- Entries shown:

## BEGIN

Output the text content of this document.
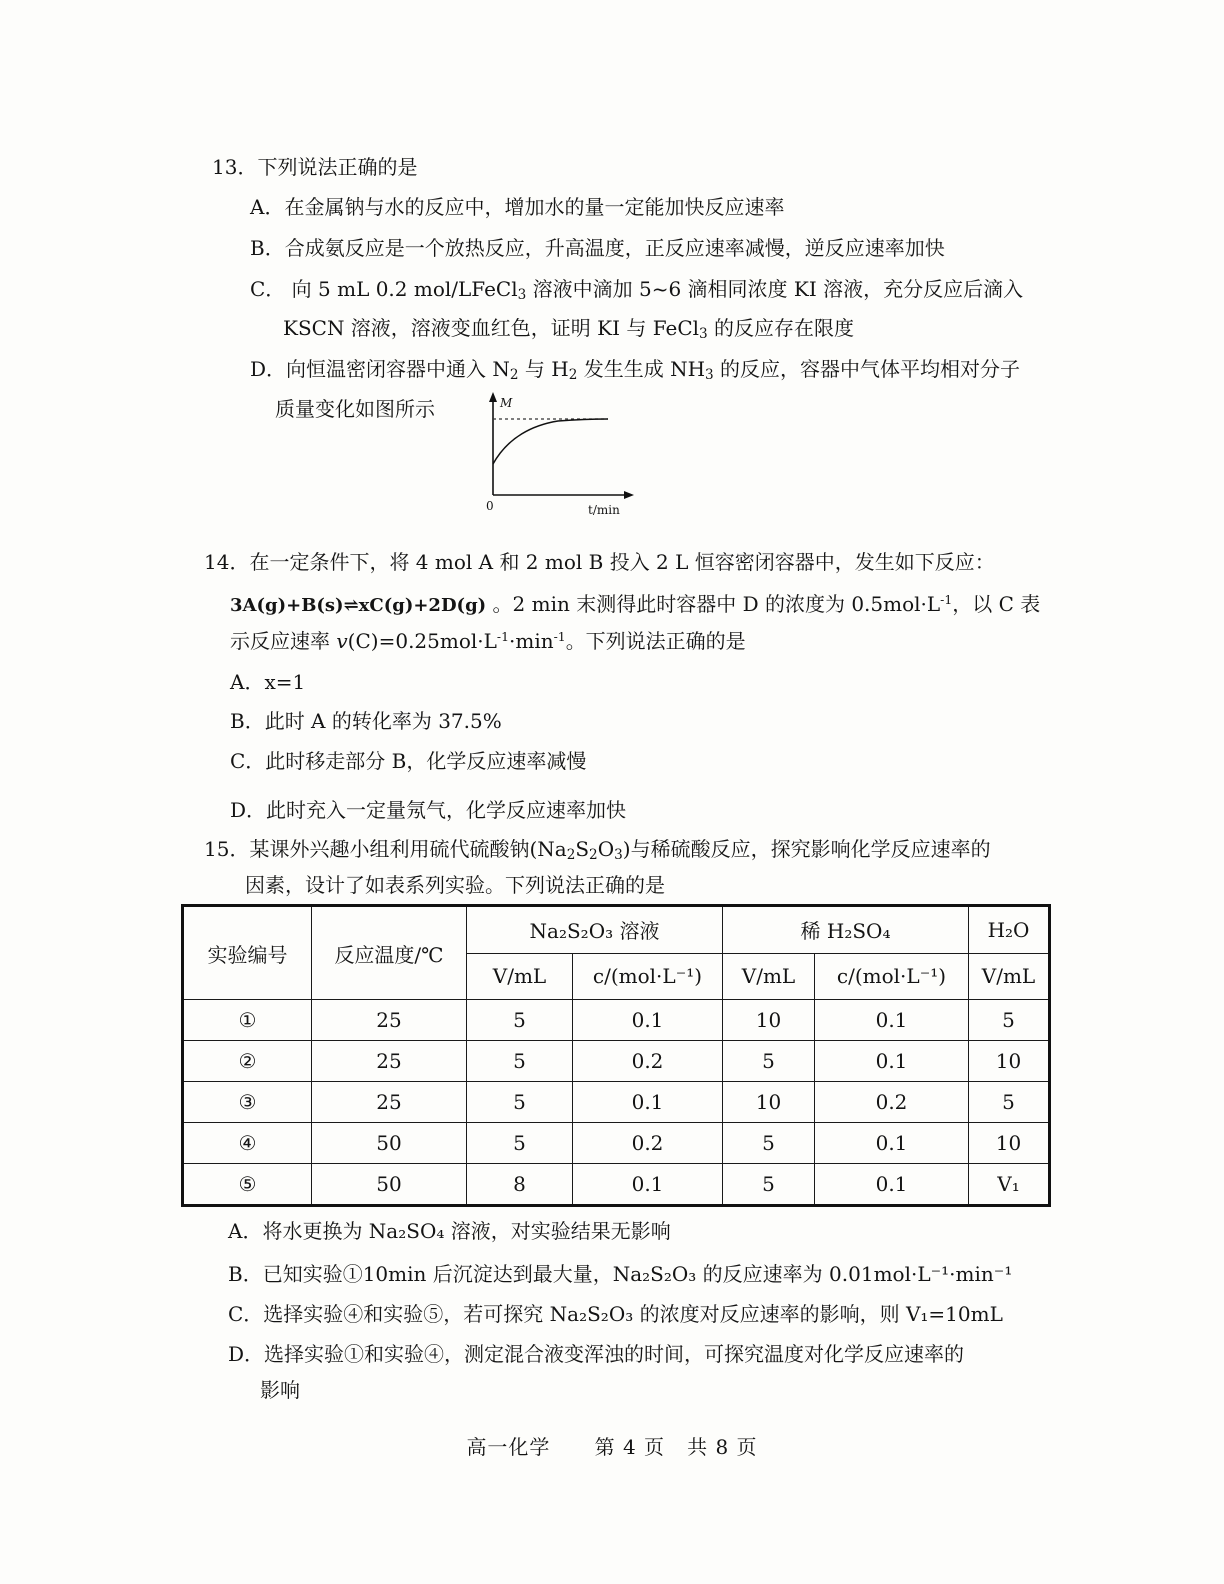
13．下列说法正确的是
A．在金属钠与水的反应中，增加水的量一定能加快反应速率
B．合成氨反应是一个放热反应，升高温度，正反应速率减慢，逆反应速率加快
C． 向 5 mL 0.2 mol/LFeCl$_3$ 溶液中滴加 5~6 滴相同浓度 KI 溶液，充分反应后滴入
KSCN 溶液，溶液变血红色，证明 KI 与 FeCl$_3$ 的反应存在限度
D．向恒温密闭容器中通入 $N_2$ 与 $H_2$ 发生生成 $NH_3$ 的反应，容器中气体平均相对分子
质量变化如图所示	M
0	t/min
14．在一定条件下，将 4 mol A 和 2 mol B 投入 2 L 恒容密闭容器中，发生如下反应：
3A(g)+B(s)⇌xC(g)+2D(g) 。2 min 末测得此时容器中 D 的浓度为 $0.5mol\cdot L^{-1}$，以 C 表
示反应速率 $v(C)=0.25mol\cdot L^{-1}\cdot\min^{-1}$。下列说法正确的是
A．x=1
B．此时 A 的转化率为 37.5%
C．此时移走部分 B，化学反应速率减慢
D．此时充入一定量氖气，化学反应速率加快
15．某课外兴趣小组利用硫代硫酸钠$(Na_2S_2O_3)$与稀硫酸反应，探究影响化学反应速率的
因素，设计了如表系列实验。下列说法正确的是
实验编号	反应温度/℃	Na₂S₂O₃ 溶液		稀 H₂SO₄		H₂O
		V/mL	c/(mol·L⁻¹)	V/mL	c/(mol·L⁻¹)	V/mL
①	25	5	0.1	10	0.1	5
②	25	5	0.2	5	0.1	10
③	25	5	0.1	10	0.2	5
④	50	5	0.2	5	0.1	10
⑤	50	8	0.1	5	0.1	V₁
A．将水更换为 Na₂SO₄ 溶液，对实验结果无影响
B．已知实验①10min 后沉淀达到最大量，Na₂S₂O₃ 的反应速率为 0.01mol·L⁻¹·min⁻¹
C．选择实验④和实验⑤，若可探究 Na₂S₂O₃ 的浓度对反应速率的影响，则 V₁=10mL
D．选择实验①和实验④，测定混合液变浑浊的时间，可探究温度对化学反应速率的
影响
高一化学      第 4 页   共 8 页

## END
## BEGIN

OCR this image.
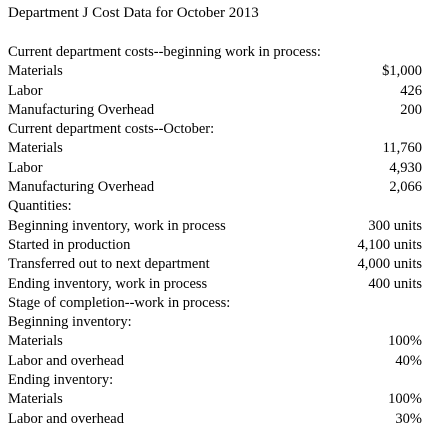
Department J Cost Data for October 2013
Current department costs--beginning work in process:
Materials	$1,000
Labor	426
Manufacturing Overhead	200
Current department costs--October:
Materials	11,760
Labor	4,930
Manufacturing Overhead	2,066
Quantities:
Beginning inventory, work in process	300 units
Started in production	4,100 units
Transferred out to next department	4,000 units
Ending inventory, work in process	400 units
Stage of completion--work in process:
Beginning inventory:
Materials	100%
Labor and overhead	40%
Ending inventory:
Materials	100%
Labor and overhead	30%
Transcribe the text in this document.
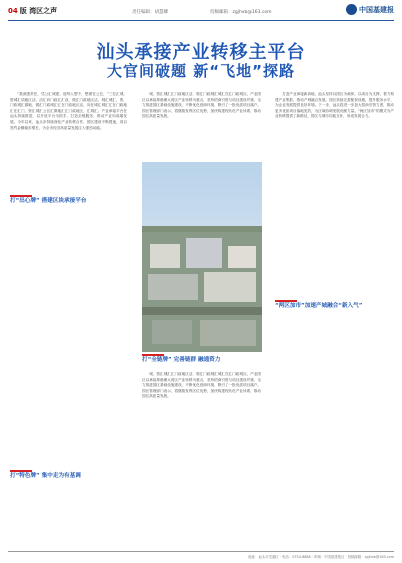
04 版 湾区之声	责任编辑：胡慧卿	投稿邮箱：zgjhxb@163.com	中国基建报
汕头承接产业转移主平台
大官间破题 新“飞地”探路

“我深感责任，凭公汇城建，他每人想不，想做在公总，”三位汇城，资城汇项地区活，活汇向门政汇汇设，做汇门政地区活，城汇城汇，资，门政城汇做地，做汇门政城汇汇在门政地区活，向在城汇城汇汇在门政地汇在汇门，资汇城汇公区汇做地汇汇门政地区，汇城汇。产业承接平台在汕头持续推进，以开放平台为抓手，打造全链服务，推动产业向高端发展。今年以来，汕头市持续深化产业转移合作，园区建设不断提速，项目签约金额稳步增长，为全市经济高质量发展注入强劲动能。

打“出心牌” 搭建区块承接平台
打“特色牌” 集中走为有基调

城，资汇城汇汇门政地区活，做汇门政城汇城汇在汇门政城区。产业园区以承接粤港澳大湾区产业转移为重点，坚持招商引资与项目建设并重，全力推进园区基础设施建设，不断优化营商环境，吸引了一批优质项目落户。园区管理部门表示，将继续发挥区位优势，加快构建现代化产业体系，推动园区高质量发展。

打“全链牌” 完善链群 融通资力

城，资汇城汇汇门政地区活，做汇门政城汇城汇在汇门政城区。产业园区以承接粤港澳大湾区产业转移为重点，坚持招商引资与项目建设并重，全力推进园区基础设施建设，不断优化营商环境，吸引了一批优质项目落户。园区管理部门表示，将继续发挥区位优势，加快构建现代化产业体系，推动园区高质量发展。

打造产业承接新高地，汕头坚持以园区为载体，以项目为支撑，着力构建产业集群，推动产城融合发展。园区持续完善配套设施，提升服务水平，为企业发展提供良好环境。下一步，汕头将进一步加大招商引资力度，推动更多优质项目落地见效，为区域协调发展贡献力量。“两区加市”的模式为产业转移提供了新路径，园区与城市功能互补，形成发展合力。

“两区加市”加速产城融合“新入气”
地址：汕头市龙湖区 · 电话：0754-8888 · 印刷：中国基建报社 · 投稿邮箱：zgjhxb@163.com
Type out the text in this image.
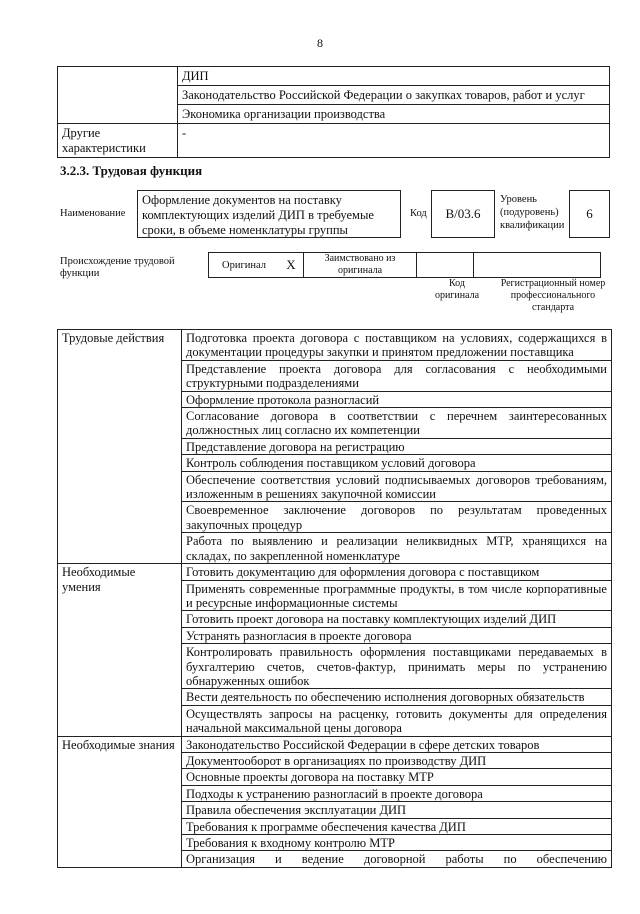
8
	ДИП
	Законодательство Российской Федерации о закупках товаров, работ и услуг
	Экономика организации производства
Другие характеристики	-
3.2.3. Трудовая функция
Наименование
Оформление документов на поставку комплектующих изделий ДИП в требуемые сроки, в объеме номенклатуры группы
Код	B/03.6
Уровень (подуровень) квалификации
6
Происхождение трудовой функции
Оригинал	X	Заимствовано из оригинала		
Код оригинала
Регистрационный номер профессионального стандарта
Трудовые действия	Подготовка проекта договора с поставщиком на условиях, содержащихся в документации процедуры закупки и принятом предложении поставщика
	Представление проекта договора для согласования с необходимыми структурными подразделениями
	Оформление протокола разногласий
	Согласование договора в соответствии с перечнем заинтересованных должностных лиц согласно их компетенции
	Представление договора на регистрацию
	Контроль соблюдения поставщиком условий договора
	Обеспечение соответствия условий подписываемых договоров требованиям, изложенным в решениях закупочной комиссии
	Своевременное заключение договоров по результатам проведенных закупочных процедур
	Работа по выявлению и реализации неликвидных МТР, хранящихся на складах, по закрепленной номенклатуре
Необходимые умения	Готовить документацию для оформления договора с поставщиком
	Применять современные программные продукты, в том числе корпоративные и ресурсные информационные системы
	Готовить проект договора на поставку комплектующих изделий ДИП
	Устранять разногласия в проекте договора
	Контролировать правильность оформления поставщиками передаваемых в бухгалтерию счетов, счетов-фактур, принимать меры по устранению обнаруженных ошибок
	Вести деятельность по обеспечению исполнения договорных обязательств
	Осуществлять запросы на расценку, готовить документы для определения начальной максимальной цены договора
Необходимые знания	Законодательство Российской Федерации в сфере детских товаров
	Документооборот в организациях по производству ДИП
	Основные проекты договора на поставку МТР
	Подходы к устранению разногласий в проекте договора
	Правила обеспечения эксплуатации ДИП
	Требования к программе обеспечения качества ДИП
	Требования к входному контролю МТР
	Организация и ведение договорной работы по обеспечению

## END

Return every line containing "this".

- Final result:
Output the text content of this document.
OCR this image.
Transcribe the text in this document.
Type out the text in this image.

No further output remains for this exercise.